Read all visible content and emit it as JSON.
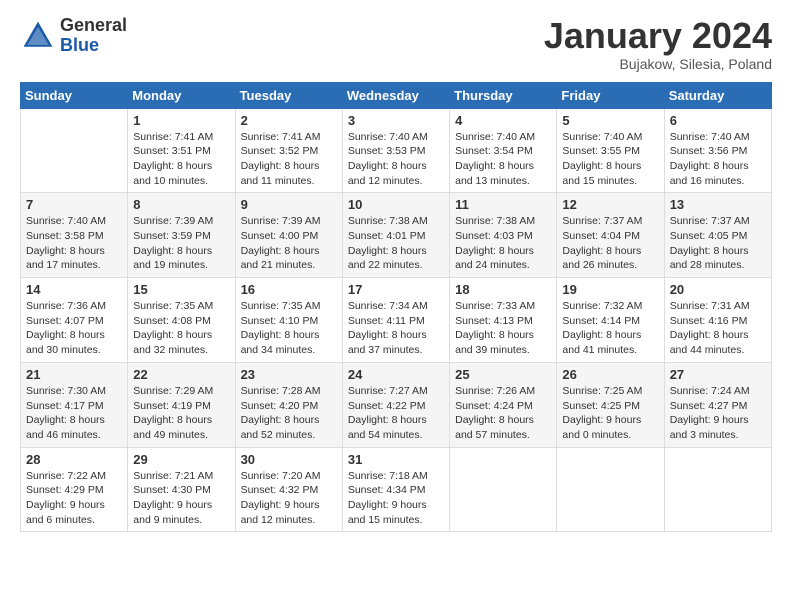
{
  "logo": {
    "general": "General",
    "blue": "Blue"
  },
  "title": "January 2024",
  "subtitle": "Bujakow, Silesia, Poland",
  "days_header": [
    "Sunday",
    "Monday",
    "Tuesday",
    "Wednesday",
    "Thursday",
    "Friday",
    "Saturday"
  ],
  "weeks": [
    [
      {
        "day": "",
        "info": ""
      },
      {
        "day": "1",
        "info": "Sunrise: 7:41 AM\nSunset: 3:51 PM\nDaylight: 8 hours\nand 10 minutes."
      },
      {
        "day": "2",
        "info": "Sunrise: 7:41 AM\nSunset: 3:52 PM\nDaylight: 8 hours\nand 11 minutes."
      },
      {
        "day": "3",
        "info": "Sunrise: 7:40 AM\nSunset: 3:53 PM\nDaylight: 8 hours\nand 12 minutes."
      },
      {
        "day": "4",
        "info": "Sunrise: 7:40 AM\nSunset: 3:54 PM\nDaylight: 8 hours\nand 13 minutes."
      },
      {
        "day": "5",
        "info": "Sunrise: 7:40 AM\nSunset: 3:55 PM\nDaylight: 8 hours\nand 15 minutes."
      },
      {
        "day": "6",
        "info": "Sunrise: 7:40 AM\nSunset: 3:56 PM\nDaylight: 8 hours\nand 16 minutes."
      }
    ],
    [
      {
        "day": "7",
        "info": "Sunrise: 7:40 AM\nSunset: 3:58 PM\nDaylight: 8 hours\nand 17 minutes."
      },
      {
        "day": "8",
        "info": "Sunrise: 7:39 AM\nSunset: 3:59 PM\nDaylight: 8 hours\nand 19 minutes."
      },
      {
        "day": "9",
        "info": "Sunrise: 7:39 AM\nSunset: 4:00 PM\nDaylight: 8 hours\nand 21 minutes."
      },
      {
        "day": "10",
        "info": "Sunrise: 7:38 AM\nSunset: 4:01 PM\nDaylight: 8 hours\nand 22 minutes."
      },
      {
        "day": "11",
        "info": "Sunrise: 7:38 AM\nSunset: 4:03 PM\nDaylight: 8 hours\nand 24 minutes."
      },
      {
        "day": "12",
        "info": "Sunrise: 7:37 AM\nSunset: 4:04 PM\nDaylight: 8 hours\nand 26 minutes."
      },
      {
        "day": "13",
        "info": "Sunrise: 7:37 AM\nSunset: 4:05 PM\nDaylight: 8 hours\nand 28 minutes."
      }
    ],
    [
      {
        "day": "14",
        "info": "Sunrise: 7:36 AM\nSunset: 4:07 PM\nDaylight: 8 hours\nand 30 minutes."
      },
      {
        "day": "15",
        "info": "Sunrise: 7:35 AM\nSunset: 4:08 PM\nDaylight: 8 hours\nand 32 minutes."
      },
      {
        "day": "16",
        "info": "Sunrise: 7:35 AM\nSunset: 4:10 PM\nDaylight: 8 hours\nand 34 minutes."
      },
      {
        "day": "17",
        "info": "Sunrise: 7:34 AM\nSunset: 4:11 PM\nDaylight: 8 hours\nand 37 minutes."
      },
      {
        "day": "18",
        "info": "Sunrise: 7:33 AM\nSunset: 4:13 PM\nDaylight: 8 hours\nand 39 minutes."
      },
      {
        "day": "19",
        "info": "Sunrise: 7:32 AM\nSunset: 4:14 PM\nDaylight: 8 hours\nand 41 minutes."
      },
      {
        "day": "20",
        "info": "Sunrise: 7:31 AM\nSunset: 4:16 PM\nDaylight: 8 hours\nand 44 minutes."
      }
    ],
    [
      {
        "day": "21",
        "info": "Sunrise: 7:30 AM\nSunset: 4:17 PM\nDaylight: 8 hours\nand 46 minutes."
      },
      {
        "day": "22",
        "info": "Sunrise: 7:29 AM\nSunset: 4:19 PM\nDaylight: 8 hours\nand 49 minutes."
      },
      {
        "day": "23",
        "info": "Sunrise: 7:28 AM\nSunset: 4:20 PM\nDaylight: 8 hours\nand 52 minutes."
      },
      {
        "day": "24",
        "info": "Sunrise: 7:27 AM\nSunset: 4:22 PM\nDaylight: 8 hours\nand 54 minutes."
      },
      {
        "day": "25",
        "info": "Sunrise: 7:26 AM\nSunset: 4:24 PM\nDaylight: 8 hours\nand 57 minutes."
      },
      {
        "day": "26",
        "info": "Sunrise: 7:25 AM\nSunset: 4:25 PM\nDaylight: 9 hours\nand 0 minutes."
      },
      {
        "day": "27",
        "info": "Sunrise: 7:24 AM\nSunset: 4:27 PM\nDaylight: 9 hours\nand 3 minutes."
      }
    ],
    [
      {
        "day": "28",
        "info": "Sunrise: 7:22 AM\nSunset: 4:29 PM\nDaylight: 9 hours\nand 6 minutes."
      },
      {
        "day": "29",
        "info": "Sunrise: 7:21 AM\nSunset: 4:30 PM\nDaylight: 9 hours\nand 9 minutes."
      },
      {
        "day": "30",
        "info": "Sunrise: 7:20 AM\nSunset: 4:32 PM\nDaylight: 9 hours\nand 12 minutes."
      },
      {
        "day": "31",
        "info": "Sunrise: 7:18 AM\nSunset: 4:34 PM\nDaylight: 9 hours\nand 15 minutes."
      },
      {
        "day": "",
        "info": ""
      },
      {
        "day": "",
        "info": ""
      },
      {
        "day": "",
        "info": ""
      }
    ]
  ]
}
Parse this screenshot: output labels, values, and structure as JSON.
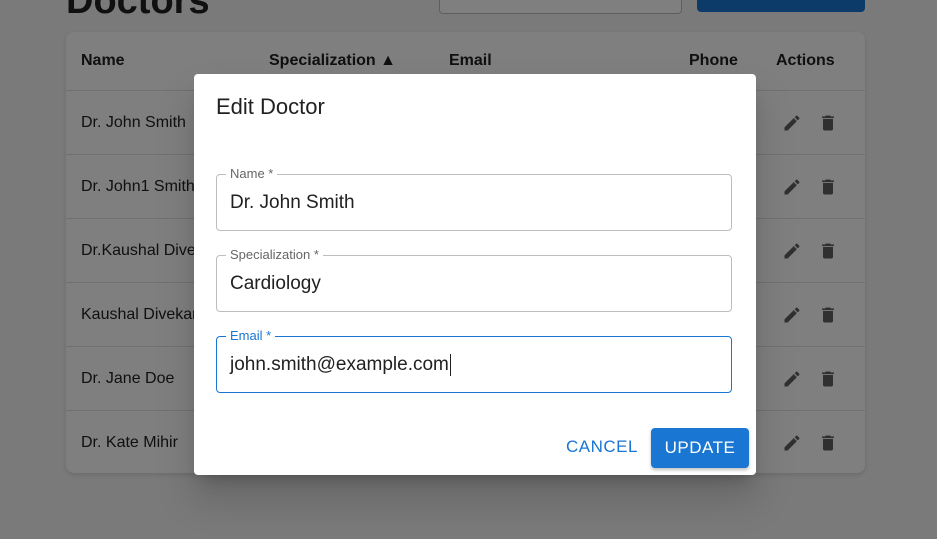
{
  "page": {
    "title": "Doctors",
    "add_button_label": ""
  },
  "table": {
    "headers": {
      "name": "Name",
      "specialization": "Specialization ▲",
      "email": "Email",
      "phone": "Phone",
      "actions": "Actions"
    },
    "rows": [
      {
        "name": "Dr. John Smith"
      },
      {
        "name": "Dr. John1 Smith"
      },
      {
        "name": "Dr.Kaushal Divekar"
      },
      {
        "name": "Kaushal Divekar"
      },
      {
        "name": "Dr. Jane Doe"
      },
      {
        "name": "Dr. Kate Mihir"
      }
    ],
    "icons": {
      "edit": "pencil-edit-icon",
      "delete": "trash-delete-icon"
    },
    "icon_color": "#616161"
  },
  "dialog": {
    "title": "Edit Doctor",
    "fields": {
      "name": {
        "label": "Name *",
        "value": "Dr. John Smith"
      },
      "specialization": {
        "label": "Specialization *",
        "value": "Cardiology"
      },
      "email": {
        "label": "Email *",
        "value": "john.smith@example.com"
      }
    },
    "cancel_label": "CANCEL",
    "update_label": "UPDATE"
  },
  "colors": {
    "primary": "#1976d2",
    "overlay": "rgba(0,0,0,0.5)"
  }
}
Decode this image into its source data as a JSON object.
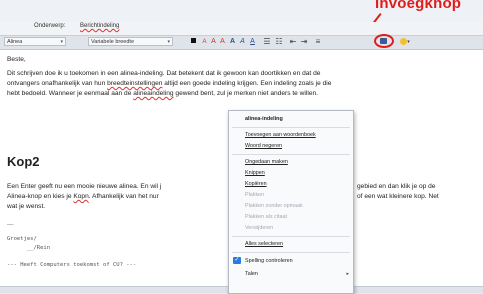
{
  "callout": {
    "text": "invoegknop",
    "color": "#e11b1b"
  },
  "header": {
    "subject_label": "Onderwerp:",
    "subject_value": "Berichtindeling"
  },
  "toolbar": {
    "paragraph_select": "Alinea",
    "font_select": "Variabele breedte",
    "buttons": [
      "A",
      "A",
      "A",
      "A",
      "A",
      "A"
    ],
    "accent": "#e11b1b"
  },
  "body": {
    "greeting": "Beste,",
    "para1_l1": "Dit schrijven doe ik u toekomen in een alinea-indeling. Dat betekent dat ik gewoon kan doortikken en dat de",
    "para1_l2a": "ontvangers onafhankelijk van hun ",
    "para1_l2_sq": "breedteinstellingen",
    "para1_l2b": " altijd een goede indeling krijgen. Een indeling zoals je die",
    "para1_l3a": "hebt bedoeld. Wanneer je eenmaal aan de ",
    "para1_l3_sq": "alineaindeling",
    "para1_l3b": " gewend bent, zul je merken niet anders te willen.",
    "heading": "Kop2",
    "para2_l1a": "Een Enter geeft nu een mooie nieuwe alinea. En wil j",
    "para2_l1b": "gebied en dan klik je op de",
    "para2_l2a": "Alinea-knop en kies je ",
    "para2_l2_sq": "Kopn",
    "para2_l2b": ". Afhankelijk van het nur",
    "para2_l2c": "of een wat kleinere kop. Net",
    "para2_l3": "wat je wenst.",
    "dash": "—",
    "sig1": "Groetjes/",
    "sig2": "      __/Rein",
    "footer": "--- Heeft Computers toekomst of CU? ---"
  },
  "context_menu": {
    "items": [
      {
        "label": "alinea-indeling",
        "bold": true
      },
      {
        "label": "Toevoegen aan woordenboek"
      },
      {
        "label": "Woord negeren"
      },
      {
        "label": "Ongedaan maken"
      },
      {
        "label": "Knippen"
      },
      {
        "label": "Kopiëren"
      },
      {
        "label": "Plakken",
        "disabled": true
      },
      {
        "label": "Plakken zonder opmaak",
        "disabled": true
      },
      {
        "label": "Plakken als citaat",
        "disabled": true
      },
      {
        "label": "Verwijderen",
        "disabled": true
      },
      {
        "label": "Alles selecteren"
      },
      {
        "label": "Spelling controleren",
        "checked": true
      },
      {
        "label": "Talen",
        "submenu": true
      }
    ]
  }
}
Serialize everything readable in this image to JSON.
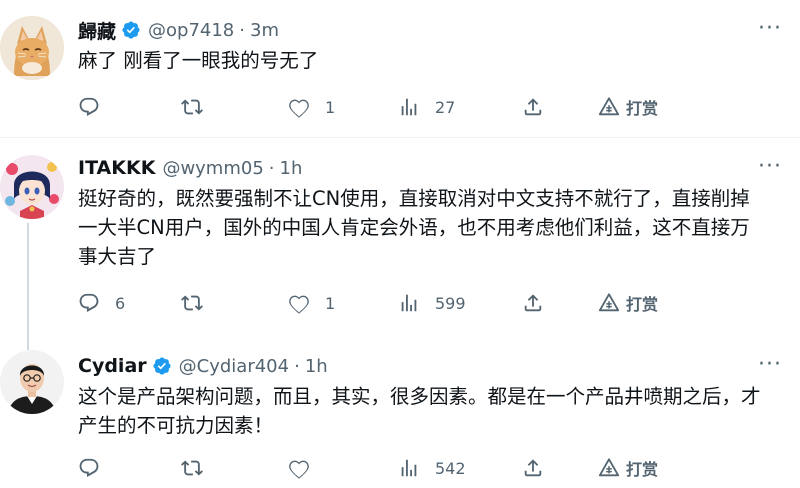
{
  "tweets": [
    {
      "name": "歸藏",
      "handle": "@op7418",
      "sep": "·",
      "time": "3m",
      "text": "麻了 刚看了一眼我的号无了",
      "replies": "",
      "likes": "1",
      "views": "27",
      "tip_label": "打赏"
    },
    {
      "name": "ITAKKK",
      "handle": "@wymm05",
      "sep": "·",
      "time": "1h",
      "text": "挺好奇的，既然要强制不让CN使用，直接取消对中文支持不就行了，直接削掉一大半CN用户，国外的中国人肯定会外语，也不用考虑他们利益，这不直接万事大吉了",
      "replies": "6",
      "likes": "1",
      "views": "599",
      "tip_label": "打赏"
    },
    {
      "name": "Cydiar",
      "handle": "@Cydiar404",
      "sep": "·",
      "time": "1h",
      "text": "这个是产品架构问题，而且，其实，很多因素。都是在一个产品井喷期之后，才产生的不可抗力因素！",
      "replies": "",
      "likes": "",
      "views": "542",
      "tip_label": "打赏"
    }
  ],
  "more_glyph": "···",
  "colors": {
    "verified": "#1d9bf0",
    "text": "#0f1419",
    "secondary": "#536471",
    "divider": "#eff3f4",
    "thread_line": "#cfd9de"
  },
  "icons": [
    "reply-icon",
    "retweet-icon",
    "like-icon",
    "views-icon",
    "share-icon",
    "tip-icon",
    "verified-badge-icon",
    "more-icon"
  ]
}
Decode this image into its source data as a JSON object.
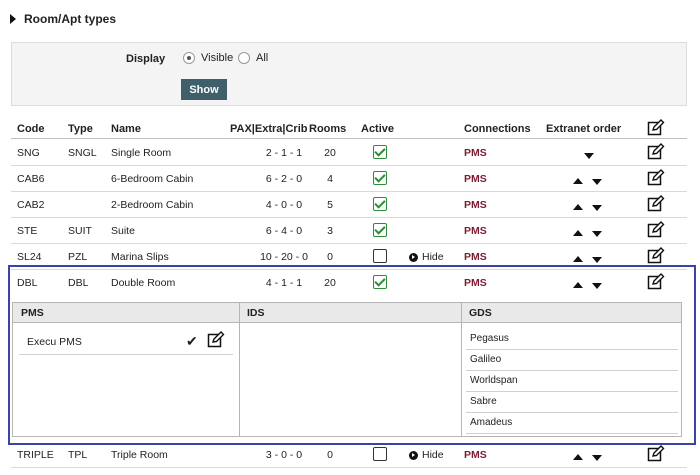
{
  "section": {
    "title": "Room/Apt types"
  },
  "filter": {
    "label": "Display",
    "options": [
      {
        "label": "Visible",
        "checked": true
      },
      {
        "label": "All",
        "checked": false
      }
    ],
    "button_label": "Show"
  },
  "table": {
    "headers": {
      "code": "Code",
      "type": "Type",
      "name": "Name",
      "pax": "PAX|Extra|Crib",
      "rooms": "Rooms",
      "active": "Active",
      "connections": "Connections",
      "extranet_order": "Extranet order"
    },
    "rows": [
      {
        "code": "SNG",
        "type": "SNGL",
        "name": "Single Room",
        "pax": "2 - 1 - 1",
        "rooms": "20",
        "active": true,
        "hide": "",
        "connection": "PMS"
      },
      {
        "code": "CAB6",
        "type": "",
        "name": "6-Bedroom Cabin",
        "pax": "6 - 2 - 0",
        "rooms": "4",
        "active": true,
        "hide": "",
        "connection": "PMS"
      },
      {
        "code": "CAB2",
        "type": "",
        "name": "2-Bedroom Cabin",
        "pax": "4 - 0 - 0",
        "rooms": "5",
        "active": true,
        "hide": "",
        "connection": "PMS"
      },
      {
        "code": "STE",
        "type": "SUIT",
        "name": "Suite",
        "pax": "6 - 4 - 0",
        "rooms": "3",
        "active": true,
        "hide": "",
        "connection": "PMS"
      },
      {
        "code": "SL24",
        "type": "PZL",
        "name": "Marina Slips",
        "pax": "10 - 20 - 0",
        "rooms": "0",
        "active": false,
        "hide": "Hide",
        "connection": "PMS"
      },
      {
        "code": "DBL",
        "type": "DBL",
        "name": "Double Room",
        "pax": "4 - 1 - 1",
        "rooms": "20",
        "active": true,
        "hide": "",
        "connection": "PMS"
      },
      {
        "code": "TRIPLE",
        "type": "TPL",
        "name": "Triple Room",
        "pax": "3 - 0 - 0",
        "rooms": "0",
        "active": false,
        "hide": "Hide",
        "connection": "PMS"
      }
    ]
  },
  "detail": {
    "headers": {
      "pms": "PMS",
      "ids": "IDS",
      "gds": "GDS"
    },
    "pms_items": [
      "Execu PMS"
    ],
    "gds_items": [
      "Pegasus",
      "Galileo",
      "Worldspan",
      "Sabre",
      "Amadeus"
    ]
  },
  "colors": {
    "accent_button": "#3f5f6b",
    "connection_link": "#7a1d2e",
    "active_check": "#2e8b3a",
    "highlight_border": "#3a44a8"
  }
}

━━━━━━━━━━━━━━━━━━━━

The request: From the listing above, copy out each line where the word "views" appears.

Exercise output:
      "views": "27",
      "views": "599",
      "views": "542",
    "views-icon",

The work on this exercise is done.